Data entries
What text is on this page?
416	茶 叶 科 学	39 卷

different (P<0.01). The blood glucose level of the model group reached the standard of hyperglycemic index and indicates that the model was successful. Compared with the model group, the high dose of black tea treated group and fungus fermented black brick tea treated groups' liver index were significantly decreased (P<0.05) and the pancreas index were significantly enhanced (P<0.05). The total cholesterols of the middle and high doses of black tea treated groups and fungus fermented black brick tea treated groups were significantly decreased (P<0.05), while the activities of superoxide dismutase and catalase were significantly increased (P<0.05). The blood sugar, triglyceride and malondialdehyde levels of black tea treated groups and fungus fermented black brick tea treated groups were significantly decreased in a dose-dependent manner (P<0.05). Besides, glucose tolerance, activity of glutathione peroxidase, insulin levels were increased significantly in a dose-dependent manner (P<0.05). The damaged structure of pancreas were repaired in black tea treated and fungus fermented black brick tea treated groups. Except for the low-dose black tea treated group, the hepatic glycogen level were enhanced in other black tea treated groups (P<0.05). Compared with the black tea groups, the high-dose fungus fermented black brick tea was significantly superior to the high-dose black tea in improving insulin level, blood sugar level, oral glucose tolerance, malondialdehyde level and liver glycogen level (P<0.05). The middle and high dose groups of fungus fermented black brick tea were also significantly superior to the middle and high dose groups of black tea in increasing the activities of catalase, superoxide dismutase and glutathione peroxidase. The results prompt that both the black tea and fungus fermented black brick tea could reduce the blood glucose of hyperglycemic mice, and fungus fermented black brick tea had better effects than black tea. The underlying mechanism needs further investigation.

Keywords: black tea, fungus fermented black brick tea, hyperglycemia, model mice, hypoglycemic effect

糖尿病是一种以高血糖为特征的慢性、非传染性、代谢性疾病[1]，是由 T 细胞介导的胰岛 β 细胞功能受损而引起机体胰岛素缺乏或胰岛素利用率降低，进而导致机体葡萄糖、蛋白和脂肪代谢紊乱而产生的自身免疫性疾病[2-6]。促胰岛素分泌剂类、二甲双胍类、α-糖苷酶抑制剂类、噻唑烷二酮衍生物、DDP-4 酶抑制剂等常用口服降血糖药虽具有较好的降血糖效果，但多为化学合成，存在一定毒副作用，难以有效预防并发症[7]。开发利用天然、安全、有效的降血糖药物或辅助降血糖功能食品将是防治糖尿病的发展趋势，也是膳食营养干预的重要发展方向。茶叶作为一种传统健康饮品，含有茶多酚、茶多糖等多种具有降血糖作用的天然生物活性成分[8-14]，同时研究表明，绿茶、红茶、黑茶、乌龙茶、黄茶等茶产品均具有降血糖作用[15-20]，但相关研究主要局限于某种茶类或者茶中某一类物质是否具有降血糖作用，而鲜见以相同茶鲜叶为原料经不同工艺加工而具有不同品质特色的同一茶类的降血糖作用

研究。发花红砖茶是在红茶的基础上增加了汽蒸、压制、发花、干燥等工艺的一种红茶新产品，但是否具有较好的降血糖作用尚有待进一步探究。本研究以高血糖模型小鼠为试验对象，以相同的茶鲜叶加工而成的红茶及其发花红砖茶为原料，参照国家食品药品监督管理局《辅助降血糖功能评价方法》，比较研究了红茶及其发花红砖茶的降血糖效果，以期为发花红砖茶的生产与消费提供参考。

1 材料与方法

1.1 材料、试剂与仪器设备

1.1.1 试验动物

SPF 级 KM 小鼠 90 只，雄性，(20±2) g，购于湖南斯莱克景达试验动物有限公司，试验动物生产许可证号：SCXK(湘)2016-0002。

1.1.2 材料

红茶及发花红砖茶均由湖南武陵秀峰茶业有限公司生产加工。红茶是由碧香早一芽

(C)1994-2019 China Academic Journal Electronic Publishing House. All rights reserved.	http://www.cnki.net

> [Job]:
Each line of the material must be restated exactly.

> [Written response]:
What text is on this page?
416	茶 叶 科 学	39 卷

different (P<0.01). The blood glucose level of the model group reached the standard of hyperglycemic index and indicates that the model was successful. Compared with the model group, the high dose of black tea treated group and fungus fermented black brick tea treated groups' liver index were significantly decreased (P<0.05) and the pancreas index were significantly enhanced (P<0.05). The total cholesterols of the middle and high doses of black tea treated groups and fungus fermented black brick tea treated groups were significantly decreased (P<0.05), while the activities of superoxide dismutase and catalase were significantly increased (P<0.05). The blood sugar, triglyceride and malondialdehyde levels of black tea treated groups and fungus fermented black brick tea treated groups were significantly decreased in a dose-dependent manner (P<0.05). Besides, glucose tolerance, activity of glutathione peroxidase, insulin levels were increased significantly in a dose-dependent manner (P<0.05). The damaged structure of pancreas were repaired in black tea treated and fungus fermented black brick tea treated groups. Except for the low-dose black tea treated group, the hepatic glycogen level were enhanced in other black tea treated groups (P<0.05). Compared with the black tea groups, the high-dose fungus fermented black brick tea was significantly superior to the high-dose black tea in improving insulin level, blood sugar level, oral glucose tolerance, malondialdehyde level and liver glycogen level (P<0.05). The middle and high dose groups of fungus fermented black brick tea were also significantly superior to the middle and high dose groups of black tea in increasing the activities of catalase, superoxide dismutase and glutathione peroxidase. The results prompt that both the black tea and fungus fermented black brick tea could reduce the blood glucose of hyperglycemic mice, and fungus fermented black brick tea had better effects than black tea. The underlying mechanism needs further investigation.

Keywords: black tea, fungus fermented black brick tea, hyperglycemia, model mice, hypoglycemic effect

糖尿病是一种以高血糖为特征的慢性、非传染性、代谢性疾病[1]，是由 T 细胞介导的胰岛 β 细胞功能受损而引起机体胰岛素缺乏或胰岛素利用率降低，进而导致机体葡萄糖、蛋白和脂肪代谢紊乱而产生的自身免疫性疾病[2-6]。促胰岛素分泌剂类、二甲双胍类、α-糖苷酶抑制剂类、噻唑烷二酮衍生物、DDP-4 酶抑制剂等常用口服降血糖药虽具有较好的降血糖效果，但多为化学合成，存在一定毒副作用，难以有效预防并发症[7]。开发利用天然、安全、有效的降血糖药物或辅助降血糖功能食品将是防治糖尿病的发展趋势，也是膳食营养干预的重要发展方向。茶叶作为一种传统健康饮品，含有茶多酚、茶多糖等多种具有降血糖作用的天然生物活性成分[8-14]，同时研究表明，绿茶、红茶、黑茶、乌龙茶、黄茶等茶产品均具有降血糖作用[15-20]，但相关研究主要局限于某种茶类或者茶中某一类物质是否具有降血糖作用，而鲜见以相同茶鲜叶为原料经不同工艺加工而具有不同品质特色的同一茶类的降血糖作用

研究。发花红砖茶是在红茶的基础上增加了汽蒸、压制、发花、干燥等工艺的一种红茶新产品，但是否具有较好的降血糖作用尚有待进一步探究。本研究以高血糖模型小鼠为试验对象，以相同的茶鲜叶加工而成的红茶及其发花红砖茶为原料，参照国家食品药品监督管理局《辅助降血糖功能评价方法》，比较研究了红茶及其发花红砖茶的降血糖效果，以期为发花红砖茶的生产与消费提供参考。

1 材料与方法

1.1 材料、试剂与仪器设备

1.1.1 试验动物

SPF 级 KM 小鼠 90 只，雄性，(20±2) g，购于湖南斯莱克景达试验动物有限公司，试验动物生产许可证号：SCXK(湘)2016-0002。

1.1.2 材料

红茶及发花红砖茶均由湖南武陵秀峰茶业有限公司生产加工。红茶是由碧香早一芽

(C)1994-2019 China Academic Journal Electronic Publishing House. All rights reserved.	http://www.cnki.net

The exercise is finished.